Set problem
Check each line of the entries below for the string "Explore"; copy every line where it appears.

Input material
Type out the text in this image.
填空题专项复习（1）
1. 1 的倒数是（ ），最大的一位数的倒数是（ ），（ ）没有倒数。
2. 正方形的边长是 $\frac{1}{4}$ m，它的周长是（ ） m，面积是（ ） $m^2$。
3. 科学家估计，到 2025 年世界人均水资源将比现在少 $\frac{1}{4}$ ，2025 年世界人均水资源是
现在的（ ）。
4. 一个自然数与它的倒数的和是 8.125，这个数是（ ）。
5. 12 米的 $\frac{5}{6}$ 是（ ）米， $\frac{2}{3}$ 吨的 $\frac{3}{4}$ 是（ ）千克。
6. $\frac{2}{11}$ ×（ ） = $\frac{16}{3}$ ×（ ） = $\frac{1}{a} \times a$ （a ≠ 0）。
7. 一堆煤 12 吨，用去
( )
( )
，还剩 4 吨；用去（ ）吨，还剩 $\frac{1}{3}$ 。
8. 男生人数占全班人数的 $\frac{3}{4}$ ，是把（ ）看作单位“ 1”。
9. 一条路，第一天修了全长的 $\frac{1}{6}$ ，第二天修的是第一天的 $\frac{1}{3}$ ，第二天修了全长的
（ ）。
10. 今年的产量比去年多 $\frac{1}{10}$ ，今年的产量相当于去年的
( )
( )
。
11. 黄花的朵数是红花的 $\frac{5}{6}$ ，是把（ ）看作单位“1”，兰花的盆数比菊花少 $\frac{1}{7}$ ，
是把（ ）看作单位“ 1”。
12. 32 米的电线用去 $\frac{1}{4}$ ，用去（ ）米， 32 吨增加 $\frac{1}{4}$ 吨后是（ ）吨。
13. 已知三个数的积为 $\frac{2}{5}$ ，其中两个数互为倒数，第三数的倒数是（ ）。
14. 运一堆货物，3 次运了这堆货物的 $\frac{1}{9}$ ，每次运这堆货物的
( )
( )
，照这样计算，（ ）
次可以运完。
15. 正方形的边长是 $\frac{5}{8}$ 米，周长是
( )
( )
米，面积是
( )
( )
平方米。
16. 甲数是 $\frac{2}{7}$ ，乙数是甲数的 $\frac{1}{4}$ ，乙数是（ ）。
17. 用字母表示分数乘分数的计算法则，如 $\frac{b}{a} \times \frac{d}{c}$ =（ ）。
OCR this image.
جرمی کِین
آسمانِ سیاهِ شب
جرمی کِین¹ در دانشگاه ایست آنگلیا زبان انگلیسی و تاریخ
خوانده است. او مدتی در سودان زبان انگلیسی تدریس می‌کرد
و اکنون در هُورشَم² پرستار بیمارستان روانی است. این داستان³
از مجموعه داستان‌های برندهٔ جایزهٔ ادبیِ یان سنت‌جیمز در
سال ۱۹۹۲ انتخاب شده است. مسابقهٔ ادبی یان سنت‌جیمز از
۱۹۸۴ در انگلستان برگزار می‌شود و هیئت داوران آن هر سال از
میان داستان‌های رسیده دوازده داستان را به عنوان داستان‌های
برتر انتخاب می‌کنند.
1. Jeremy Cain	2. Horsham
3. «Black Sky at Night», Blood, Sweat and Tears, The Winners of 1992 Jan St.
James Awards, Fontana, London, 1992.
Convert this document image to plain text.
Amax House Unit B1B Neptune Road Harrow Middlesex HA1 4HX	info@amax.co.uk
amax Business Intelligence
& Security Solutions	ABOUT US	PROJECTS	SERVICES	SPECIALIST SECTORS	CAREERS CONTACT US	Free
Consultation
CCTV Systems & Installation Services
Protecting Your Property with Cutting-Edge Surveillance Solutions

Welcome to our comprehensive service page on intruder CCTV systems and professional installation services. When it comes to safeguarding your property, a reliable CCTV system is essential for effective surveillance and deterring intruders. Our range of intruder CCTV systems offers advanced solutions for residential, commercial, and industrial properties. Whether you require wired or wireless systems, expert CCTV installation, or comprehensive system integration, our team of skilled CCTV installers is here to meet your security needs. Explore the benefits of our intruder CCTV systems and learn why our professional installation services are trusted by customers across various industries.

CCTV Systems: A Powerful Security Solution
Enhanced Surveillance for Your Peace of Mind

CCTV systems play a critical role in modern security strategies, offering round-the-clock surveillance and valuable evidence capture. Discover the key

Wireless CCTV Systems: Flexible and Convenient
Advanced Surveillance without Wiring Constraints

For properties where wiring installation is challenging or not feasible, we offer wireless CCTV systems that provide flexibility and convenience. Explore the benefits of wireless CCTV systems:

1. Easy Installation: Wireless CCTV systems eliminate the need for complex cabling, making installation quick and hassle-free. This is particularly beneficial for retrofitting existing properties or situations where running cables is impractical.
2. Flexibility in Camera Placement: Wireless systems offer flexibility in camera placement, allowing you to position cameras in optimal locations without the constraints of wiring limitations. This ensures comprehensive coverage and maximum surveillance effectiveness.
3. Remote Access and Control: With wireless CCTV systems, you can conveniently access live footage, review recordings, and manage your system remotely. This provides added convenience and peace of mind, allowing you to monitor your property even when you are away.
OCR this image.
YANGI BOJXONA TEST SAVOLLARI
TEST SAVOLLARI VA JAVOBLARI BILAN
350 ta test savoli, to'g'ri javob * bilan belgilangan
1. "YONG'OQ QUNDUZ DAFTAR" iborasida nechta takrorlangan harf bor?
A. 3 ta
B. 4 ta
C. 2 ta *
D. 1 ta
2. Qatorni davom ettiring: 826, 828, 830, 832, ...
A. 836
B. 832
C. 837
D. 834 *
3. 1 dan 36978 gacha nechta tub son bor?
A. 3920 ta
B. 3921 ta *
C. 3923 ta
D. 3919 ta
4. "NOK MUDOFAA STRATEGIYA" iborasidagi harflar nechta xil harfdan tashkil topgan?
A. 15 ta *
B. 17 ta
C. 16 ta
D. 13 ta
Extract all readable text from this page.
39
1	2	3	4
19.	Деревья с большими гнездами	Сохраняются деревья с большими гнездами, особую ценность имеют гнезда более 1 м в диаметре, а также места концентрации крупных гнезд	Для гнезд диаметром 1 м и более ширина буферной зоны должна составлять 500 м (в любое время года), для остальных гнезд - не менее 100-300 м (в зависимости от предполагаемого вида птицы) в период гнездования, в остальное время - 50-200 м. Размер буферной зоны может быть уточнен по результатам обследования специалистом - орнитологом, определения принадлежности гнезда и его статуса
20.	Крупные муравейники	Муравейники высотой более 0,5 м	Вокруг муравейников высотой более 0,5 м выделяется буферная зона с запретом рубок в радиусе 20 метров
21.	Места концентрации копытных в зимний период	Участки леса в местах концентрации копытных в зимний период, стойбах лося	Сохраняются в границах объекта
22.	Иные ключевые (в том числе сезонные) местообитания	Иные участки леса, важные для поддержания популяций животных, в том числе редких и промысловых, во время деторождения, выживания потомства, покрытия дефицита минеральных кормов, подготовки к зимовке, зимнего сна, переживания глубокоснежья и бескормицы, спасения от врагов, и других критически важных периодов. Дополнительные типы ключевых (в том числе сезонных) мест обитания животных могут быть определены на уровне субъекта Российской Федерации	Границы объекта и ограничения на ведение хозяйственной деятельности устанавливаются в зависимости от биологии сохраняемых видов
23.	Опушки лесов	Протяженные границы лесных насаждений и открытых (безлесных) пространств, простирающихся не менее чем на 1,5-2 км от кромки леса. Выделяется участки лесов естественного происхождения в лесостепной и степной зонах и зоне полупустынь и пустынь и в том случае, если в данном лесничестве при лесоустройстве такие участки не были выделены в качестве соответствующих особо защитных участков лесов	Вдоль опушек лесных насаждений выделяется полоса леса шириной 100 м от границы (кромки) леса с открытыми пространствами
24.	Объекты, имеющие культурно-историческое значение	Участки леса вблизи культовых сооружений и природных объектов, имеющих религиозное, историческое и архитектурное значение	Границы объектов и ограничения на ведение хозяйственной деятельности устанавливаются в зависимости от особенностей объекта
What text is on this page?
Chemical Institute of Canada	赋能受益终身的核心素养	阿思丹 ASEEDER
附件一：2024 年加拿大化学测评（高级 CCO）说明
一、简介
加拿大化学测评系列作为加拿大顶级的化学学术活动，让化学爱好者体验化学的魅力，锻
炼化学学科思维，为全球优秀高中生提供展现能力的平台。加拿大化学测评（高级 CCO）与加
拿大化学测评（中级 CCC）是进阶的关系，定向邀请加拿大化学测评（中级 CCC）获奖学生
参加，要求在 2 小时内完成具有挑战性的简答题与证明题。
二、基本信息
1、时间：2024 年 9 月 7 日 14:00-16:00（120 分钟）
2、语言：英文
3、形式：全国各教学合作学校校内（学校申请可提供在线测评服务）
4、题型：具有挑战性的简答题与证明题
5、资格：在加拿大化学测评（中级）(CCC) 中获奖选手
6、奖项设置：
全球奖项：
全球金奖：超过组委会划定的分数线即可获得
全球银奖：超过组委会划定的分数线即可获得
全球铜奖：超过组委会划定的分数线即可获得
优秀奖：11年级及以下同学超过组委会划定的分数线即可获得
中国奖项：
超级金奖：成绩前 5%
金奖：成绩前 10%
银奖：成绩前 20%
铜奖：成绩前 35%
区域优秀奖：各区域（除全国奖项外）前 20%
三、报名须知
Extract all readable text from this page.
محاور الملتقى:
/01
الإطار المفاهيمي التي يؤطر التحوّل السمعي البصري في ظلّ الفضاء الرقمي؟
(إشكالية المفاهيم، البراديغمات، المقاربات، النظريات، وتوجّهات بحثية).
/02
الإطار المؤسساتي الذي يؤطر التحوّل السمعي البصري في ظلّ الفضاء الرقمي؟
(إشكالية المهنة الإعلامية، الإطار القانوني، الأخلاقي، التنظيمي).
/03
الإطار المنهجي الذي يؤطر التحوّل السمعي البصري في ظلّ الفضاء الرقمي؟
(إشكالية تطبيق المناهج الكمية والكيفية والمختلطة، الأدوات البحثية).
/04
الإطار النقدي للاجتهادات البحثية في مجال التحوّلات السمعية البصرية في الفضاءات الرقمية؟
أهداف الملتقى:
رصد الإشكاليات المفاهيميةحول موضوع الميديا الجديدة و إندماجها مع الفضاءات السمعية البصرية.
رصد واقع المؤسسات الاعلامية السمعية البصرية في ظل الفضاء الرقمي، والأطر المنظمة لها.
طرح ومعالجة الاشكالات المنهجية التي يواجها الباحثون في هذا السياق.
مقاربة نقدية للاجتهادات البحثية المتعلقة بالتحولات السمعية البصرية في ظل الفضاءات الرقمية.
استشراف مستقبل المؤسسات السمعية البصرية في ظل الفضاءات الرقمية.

Complete response
Welcome to our comprehensive service page on intruder CCTV systems and professional installation services. When it comes to safeguarding your property, a reliable CCTV system is essential for effective surveillance and deterring intruders. Our range of intruder CCTV systems offers advanced solutions for residential, commercial, and industrial properties. Whether you require wired or wireless systems, expert CCTV installation, or comprehensive system integration, our team of skilled CCTV installers is here to meet your security needs. Explore the benefits of our intruder CCTV systems and learn why our professional installation services are trusted by customers across various industries.
For properties where wiring installation is challenging or not feasible, we offer wireless CCTV systems that provide flexibility and convenience. Explore the benefits of wireless CCTV systems:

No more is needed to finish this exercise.